§ **OBIETTIVO DELL'ESERCIZIO**: Trascrivi senza modifiche la parte del brano da leggere compresa tra "Lusso che rivendico" e "e gusti nuovi.", estremi inclusi.

§ **BRANO DA LEGGERE**:
= = = = =

Ma il tempo, il lusso che ci siamo concessi, due chiacchiere, un po' di risate. E il piacere di camminare fianco a fianco con questa piccola silfide (le sue famose gamberelle secche...), davvero allegra e scanzonata, oggi. A suo agio nel suo quartiere, aria di casa, aria di strada dove abitiamo.

Questo lusso oggi mi appaga.
Lusso che mi permetto.
Lusso che rivendico mio.
Lusso normale che dovrebbe essere di tutti.

sabato 9 maggio 2009

Acrobatici

Oggi giornata difficile e non solo per le complicate acrobazie ginniche.
L'uomo piccolo non è propriamente un buongustaio, se dipendesse da lui mangerebbe patate anche a colazione. E poco altro durante la giornata.
E' piuttosto restio ad assaggiare cibi e gusti nuovi.
Per capirsi, non mangia nemmeno il gelato.

A pranzo, dopo l'ennesima bizza (perché optiamo per questa teoria, al momento) che lo ha portato a rifiutare sia le tagliatelle al ragù che un trancio di pizza margherita, si è sfamato con un assaggino di pomodori in insalata. Solenne ha dichiarato che così era a posto.
Altrettanto solenni, la profe ed io: “non ti azzardare a chiedere la merenda oggi pomeriggio, la fame ci si toglie a tavola”. Duri, eh!
Col cavolo (ah, non mangia neppure quello)!, dopo nemmeno mezz'ora dalla fine del lauto pasto, ha cominciato a frignare che aveva fame.

= = = = =

§ **ESTRATTO DELLE RIGHE**:
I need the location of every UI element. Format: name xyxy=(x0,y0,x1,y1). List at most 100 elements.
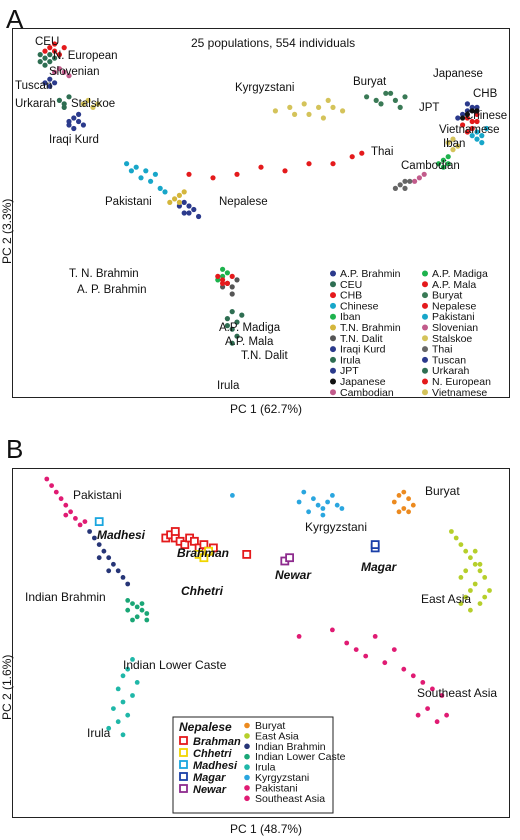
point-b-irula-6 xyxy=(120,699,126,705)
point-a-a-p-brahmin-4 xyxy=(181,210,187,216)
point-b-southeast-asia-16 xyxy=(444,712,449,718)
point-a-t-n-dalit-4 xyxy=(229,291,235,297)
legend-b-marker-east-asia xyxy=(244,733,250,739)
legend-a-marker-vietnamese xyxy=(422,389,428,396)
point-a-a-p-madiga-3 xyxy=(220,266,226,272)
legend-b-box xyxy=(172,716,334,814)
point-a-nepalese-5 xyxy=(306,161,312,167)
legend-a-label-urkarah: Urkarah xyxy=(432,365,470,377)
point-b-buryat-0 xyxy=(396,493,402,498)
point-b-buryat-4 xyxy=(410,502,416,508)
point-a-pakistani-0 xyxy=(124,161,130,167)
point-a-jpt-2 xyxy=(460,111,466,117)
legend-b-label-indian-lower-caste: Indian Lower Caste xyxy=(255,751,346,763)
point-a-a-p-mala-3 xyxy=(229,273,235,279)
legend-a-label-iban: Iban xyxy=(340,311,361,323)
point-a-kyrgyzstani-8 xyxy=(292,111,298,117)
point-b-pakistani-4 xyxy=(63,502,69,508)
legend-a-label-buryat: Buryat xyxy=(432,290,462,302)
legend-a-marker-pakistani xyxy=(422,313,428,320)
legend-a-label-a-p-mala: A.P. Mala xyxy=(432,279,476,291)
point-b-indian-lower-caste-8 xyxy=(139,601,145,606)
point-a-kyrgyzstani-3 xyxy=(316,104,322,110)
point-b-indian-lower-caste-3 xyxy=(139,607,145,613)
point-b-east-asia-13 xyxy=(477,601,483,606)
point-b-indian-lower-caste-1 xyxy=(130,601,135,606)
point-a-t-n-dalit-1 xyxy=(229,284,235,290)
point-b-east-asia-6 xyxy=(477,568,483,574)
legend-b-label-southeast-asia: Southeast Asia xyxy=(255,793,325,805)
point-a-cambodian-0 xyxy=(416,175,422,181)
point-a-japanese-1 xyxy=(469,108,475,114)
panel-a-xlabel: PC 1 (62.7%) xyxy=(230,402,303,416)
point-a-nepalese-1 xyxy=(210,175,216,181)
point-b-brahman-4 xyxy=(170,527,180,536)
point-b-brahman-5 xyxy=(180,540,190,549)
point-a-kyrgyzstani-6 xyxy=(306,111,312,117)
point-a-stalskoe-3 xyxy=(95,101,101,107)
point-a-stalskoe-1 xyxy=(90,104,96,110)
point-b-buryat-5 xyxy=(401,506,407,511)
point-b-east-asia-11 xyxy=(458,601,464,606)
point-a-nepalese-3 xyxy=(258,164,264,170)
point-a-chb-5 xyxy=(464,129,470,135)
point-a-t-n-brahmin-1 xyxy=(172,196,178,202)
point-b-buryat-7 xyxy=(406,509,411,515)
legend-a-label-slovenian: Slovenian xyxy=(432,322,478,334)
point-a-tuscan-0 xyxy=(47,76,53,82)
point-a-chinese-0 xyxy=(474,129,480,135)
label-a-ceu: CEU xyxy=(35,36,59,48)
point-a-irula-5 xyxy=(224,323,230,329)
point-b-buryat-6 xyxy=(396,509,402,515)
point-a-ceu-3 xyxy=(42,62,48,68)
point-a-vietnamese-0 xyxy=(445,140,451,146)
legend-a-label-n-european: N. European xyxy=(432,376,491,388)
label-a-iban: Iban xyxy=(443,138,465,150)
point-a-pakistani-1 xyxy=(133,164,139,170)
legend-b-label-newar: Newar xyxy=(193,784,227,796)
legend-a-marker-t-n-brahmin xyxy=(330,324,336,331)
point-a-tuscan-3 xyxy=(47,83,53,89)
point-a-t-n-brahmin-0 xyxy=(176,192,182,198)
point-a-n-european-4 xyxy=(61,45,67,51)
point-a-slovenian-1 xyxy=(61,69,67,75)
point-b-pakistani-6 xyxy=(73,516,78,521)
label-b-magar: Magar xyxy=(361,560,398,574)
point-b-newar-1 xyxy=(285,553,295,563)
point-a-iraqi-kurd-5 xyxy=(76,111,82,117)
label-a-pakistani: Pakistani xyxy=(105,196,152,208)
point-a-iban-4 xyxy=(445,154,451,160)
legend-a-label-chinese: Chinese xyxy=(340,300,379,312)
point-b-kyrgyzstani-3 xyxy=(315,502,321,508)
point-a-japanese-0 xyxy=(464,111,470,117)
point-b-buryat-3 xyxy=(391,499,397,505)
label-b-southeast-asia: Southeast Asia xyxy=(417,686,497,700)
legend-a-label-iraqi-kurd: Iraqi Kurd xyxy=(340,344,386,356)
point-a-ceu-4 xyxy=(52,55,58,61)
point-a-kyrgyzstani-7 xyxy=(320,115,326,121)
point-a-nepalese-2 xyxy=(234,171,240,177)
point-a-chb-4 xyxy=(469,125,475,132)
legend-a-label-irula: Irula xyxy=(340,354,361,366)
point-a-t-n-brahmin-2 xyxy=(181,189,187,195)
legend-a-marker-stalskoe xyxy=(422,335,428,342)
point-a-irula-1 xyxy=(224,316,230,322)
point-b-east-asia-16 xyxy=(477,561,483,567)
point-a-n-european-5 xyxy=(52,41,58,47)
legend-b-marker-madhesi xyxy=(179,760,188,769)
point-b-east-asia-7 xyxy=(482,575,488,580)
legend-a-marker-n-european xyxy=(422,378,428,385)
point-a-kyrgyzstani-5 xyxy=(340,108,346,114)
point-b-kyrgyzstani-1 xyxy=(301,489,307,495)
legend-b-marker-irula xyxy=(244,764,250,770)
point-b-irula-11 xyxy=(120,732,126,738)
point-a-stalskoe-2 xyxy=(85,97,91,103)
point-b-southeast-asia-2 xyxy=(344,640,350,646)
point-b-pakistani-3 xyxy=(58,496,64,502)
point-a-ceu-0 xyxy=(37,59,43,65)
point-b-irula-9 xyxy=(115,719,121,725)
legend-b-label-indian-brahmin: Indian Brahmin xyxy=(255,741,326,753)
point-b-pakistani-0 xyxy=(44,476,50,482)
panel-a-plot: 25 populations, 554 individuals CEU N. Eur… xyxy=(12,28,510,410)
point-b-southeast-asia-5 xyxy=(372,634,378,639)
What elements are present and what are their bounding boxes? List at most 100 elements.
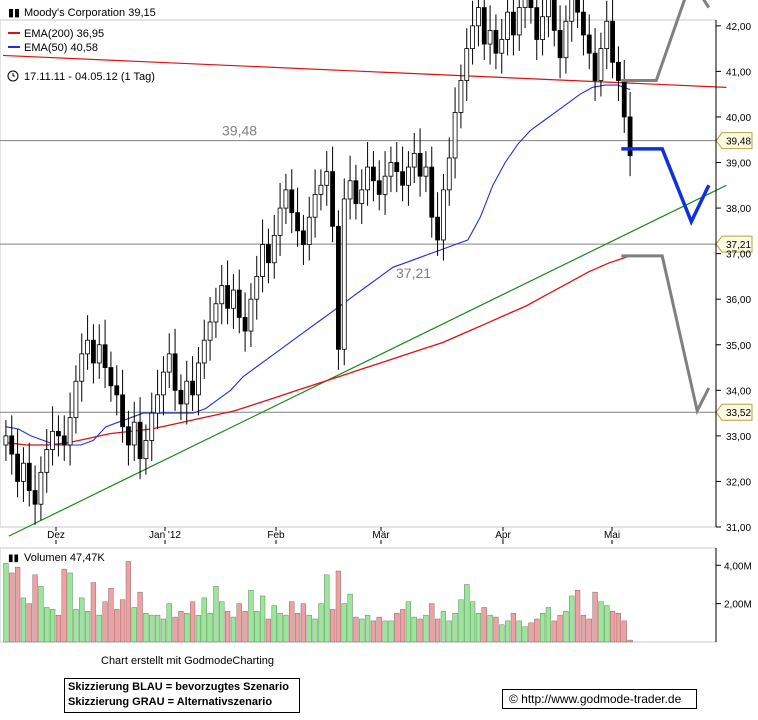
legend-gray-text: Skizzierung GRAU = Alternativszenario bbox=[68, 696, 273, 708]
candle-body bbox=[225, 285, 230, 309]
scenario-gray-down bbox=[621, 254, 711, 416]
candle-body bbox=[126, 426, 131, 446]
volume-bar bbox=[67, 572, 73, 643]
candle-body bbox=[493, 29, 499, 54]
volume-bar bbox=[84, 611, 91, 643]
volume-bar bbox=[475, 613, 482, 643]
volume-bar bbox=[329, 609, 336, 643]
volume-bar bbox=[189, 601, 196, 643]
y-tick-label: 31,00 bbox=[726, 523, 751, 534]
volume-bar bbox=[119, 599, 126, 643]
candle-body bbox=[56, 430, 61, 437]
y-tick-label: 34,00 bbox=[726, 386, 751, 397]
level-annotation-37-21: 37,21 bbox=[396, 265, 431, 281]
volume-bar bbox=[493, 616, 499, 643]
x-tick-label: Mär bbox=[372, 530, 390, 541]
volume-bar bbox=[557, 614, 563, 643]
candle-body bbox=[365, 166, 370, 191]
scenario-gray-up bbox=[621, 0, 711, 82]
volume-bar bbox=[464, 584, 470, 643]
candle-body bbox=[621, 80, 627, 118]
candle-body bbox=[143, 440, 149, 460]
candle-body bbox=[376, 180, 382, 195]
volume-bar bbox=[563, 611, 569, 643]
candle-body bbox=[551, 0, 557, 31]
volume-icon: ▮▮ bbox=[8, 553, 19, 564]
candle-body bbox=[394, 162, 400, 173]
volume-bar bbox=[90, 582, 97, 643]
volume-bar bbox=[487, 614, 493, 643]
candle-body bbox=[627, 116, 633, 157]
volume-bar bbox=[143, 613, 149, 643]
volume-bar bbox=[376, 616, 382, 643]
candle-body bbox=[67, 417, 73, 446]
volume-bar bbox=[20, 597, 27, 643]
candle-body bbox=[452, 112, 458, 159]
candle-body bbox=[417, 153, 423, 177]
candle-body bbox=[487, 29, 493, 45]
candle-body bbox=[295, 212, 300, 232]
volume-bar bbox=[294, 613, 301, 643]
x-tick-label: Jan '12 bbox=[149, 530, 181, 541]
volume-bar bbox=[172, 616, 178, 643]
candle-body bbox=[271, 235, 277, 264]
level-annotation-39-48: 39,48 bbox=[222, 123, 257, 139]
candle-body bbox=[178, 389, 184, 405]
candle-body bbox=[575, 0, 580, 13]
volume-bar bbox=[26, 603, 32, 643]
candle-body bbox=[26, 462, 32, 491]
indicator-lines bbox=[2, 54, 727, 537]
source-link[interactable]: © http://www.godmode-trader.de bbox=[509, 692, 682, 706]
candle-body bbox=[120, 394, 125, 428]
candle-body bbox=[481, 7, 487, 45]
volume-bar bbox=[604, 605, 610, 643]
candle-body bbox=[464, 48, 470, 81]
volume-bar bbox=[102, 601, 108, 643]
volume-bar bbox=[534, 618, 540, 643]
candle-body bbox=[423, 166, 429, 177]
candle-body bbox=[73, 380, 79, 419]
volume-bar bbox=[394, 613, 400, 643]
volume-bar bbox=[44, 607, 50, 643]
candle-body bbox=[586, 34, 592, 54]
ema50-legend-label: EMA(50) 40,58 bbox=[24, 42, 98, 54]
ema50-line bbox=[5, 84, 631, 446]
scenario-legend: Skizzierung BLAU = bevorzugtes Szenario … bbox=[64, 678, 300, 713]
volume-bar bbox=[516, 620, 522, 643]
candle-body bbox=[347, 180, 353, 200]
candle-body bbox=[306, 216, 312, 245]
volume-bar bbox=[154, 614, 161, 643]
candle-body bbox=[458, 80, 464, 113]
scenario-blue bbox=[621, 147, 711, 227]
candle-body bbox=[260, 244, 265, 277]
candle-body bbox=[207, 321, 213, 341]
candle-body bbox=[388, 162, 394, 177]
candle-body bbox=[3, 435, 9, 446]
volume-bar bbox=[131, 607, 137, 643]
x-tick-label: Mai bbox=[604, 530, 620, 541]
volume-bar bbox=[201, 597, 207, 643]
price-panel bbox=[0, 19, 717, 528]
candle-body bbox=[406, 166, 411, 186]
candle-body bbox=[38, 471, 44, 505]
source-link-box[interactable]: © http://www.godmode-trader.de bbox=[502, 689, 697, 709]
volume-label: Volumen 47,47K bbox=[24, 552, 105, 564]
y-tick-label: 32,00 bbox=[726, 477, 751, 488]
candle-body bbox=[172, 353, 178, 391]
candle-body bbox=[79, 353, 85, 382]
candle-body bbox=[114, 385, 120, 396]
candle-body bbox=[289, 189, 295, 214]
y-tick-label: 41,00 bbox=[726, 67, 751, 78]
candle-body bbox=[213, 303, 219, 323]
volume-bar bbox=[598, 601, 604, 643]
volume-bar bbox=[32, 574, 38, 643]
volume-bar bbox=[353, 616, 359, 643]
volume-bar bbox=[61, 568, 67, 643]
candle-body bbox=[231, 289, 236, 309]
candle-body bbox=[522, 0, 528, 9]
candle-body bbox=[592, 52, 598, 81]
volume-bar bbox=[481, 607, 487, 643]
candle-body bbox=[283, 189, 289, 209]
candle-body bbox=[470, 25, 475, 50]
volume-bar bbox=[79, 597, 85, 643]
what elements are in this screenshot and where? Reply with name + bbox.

= = = = =

§ **SOLUZIONE**:
Lusso che rivendico mio.
Lusso normale che dovrebbe essere di tutti.

sabato 9 maggio 2009

Acrobatici

Oggi giornata difficile e non solo per le complicate acrobazie ginniche.
L'uomo piccolo non è propriamente un buongustaio, se dipendesse da lui mangerebbe patate anche a colazione. E poco altro durante la giornata.
E' piuttosto restio ad assaggiare cibi e gusti nuovi.